— START OF Data to process —

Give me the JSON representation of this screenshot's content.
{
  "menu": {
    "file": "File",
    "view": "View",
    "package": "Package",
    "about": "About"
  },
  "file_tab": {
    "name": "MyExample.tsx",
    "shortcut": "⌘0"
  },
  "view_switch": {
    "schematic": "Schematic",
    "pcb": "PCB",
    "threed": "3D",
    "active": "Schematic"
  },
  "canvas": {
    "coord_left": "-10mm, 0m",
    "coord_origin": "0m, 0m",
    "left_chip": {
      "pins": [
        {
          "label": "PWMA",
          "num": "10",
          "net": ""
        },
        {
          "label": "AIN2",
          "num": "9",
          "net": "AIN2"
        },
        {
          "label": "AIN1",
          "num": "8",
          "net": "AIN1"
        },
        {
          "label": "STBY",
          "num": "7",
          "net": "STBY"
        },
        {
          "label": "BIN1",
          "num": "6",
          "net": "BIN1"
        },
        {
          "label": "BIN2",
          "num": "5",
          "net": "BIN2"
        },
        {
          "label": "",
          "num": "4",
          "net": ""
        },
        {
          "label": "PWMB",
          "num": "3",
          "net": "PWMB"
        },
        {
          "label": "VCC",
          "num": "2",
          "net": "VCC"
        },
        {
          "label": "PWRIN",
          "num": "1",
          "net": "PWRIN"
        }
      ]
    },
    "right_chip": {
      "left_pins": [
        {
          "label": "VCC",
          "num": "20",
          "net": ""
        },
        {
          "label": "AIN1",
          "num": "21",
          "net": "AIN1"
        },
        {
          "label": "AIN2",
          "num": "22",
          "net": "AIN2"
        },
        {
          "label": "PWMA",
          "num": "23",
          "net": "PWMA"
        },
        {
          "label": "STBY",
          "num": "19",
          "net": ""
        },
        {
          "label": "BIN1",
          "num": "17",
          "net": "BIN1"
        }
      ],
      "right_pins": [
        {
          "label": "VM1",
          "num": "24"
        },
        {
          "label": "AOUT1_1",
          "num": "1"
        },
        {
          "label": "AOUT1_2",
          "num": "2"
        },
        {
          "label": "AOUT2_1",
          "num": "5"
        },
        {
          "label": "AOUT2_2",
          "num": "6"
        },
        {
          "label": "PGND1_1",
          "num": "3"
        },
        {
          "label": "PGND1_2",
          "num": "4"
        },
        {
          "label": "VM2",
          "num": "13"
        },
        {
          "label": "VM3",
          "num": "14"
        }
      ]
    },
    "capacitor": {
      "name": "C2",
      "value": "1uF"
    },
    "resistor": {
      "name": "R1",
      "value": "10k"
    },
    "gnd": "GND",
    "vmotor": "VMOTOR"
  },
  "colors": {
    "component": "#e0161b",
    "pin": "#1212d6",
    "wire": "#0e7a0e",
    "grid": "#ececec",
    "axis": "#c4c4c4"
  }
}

— END OF Data to process —

**The request:** Retype every entry above, word for word.

**Complete response:**
Give me the JSON representation of this screenshot's content.
{
  "menu": {
    "file": "File",
    "view": "View",
    "package": "Package",
    "about": "About"
  },
  "file_tab": {
    "name": "MyExample.tsx",
    "shortcut": "⌘0"
  },
  "view_switch": {
    "schematic": "Schematic",
    "pcb": "PCB",
    "threed": "3D",
    "active": "Schematic"
  },
  "canvas": {
    "coord_left": "-10mm, 0m",
    "coord_origin": "0m, 0m",
    "left_chip": {
      "pins": [
        {
          "label": "PWMA",
          "num": "10",
          "net": ""
        },
        {
          "label": "AIN2",
          "num": "9",
          "net": "AIN2"
        },
        {
          "label": "AIN1",
          "num": "8",
          "net": "AIN1"
        },
        {
          "label": "STBY",
          "num": "7",
          "net": "STBY"
        },
        {
          "label": "BIN1",
          "num": "6",
          "net": "BIN1"
        },
        {
          "label": "BIN2",
          "num": "5",
          "net": "BIN2"
        },
        {
          "label": "",
          "num": "4",
          "net": ""
        },
        {
          "label": "PWMB",
          "num": "3",
          "net": "PWMB"
        },
        {
          "label": "VCC",
          "num": "2",
          "net": "VCC"
        },
        {
          "label": "PWRIN",
          "num": "1",
          "net": "PWRIN"
        }
      ]
    },
    "right_chip": {
      "left_pins": [
        {
          "label": "VCC",
          "num": "20",
          "net": ""
        },
        {
          "label": "AIN1",
          "num": "21",
          "net": "AIN1"
        },
        {
          "label": "AIN2",
          "num": "22",
          "net": "AIN2"
        },
        {
          "label": "PWMA",
          "num": "23",
          "net": "PWMA"
        },
        {
          "label": "STBY",
          "num": "19",
          "net": ""
        },
        {
          "label": "BIN1",
          "num": "17",
          "net": "BIN1"
        }
      ],
      "right_pins": [
        {
          "label": "VM1",
          "num": "24"
        },
        {
          "label": "AOUT1_1",
          "num": "1"
        },
        {
          "label": "AOUT1_2",
          "num": "2"
        },
        {
          "label": "AOUT2_1",
          "num": "5"
        },
        {
          "label": "AOUT2_2",
          "num": "6"
        },
        {
          "label": "PGND1_1",
          "num": "3"
        },
        {
          "label": "PGND1_2",
          "num": "4"
        },
        {
          "label": "VM2",
          "num": "13"
        },
        {
          "label": "VM3",
          "num": "14"
        }
      ]
    },
    "capacitor": {
      "name": "C2",
      "value": "1uF"
    },
    "resistor": {
      "name": "R1",
      "value": "10k"
    },
    "gnd": "GND",
    "vmotor": "VMOTOR"
  },
  "colors": {
    "component": "#e0161b",
    "pin": "#1212d6",
    "wire": "#0e7a0e",
    "grid": "#ececec",
    "axis": "#c4c4c4"
  }
}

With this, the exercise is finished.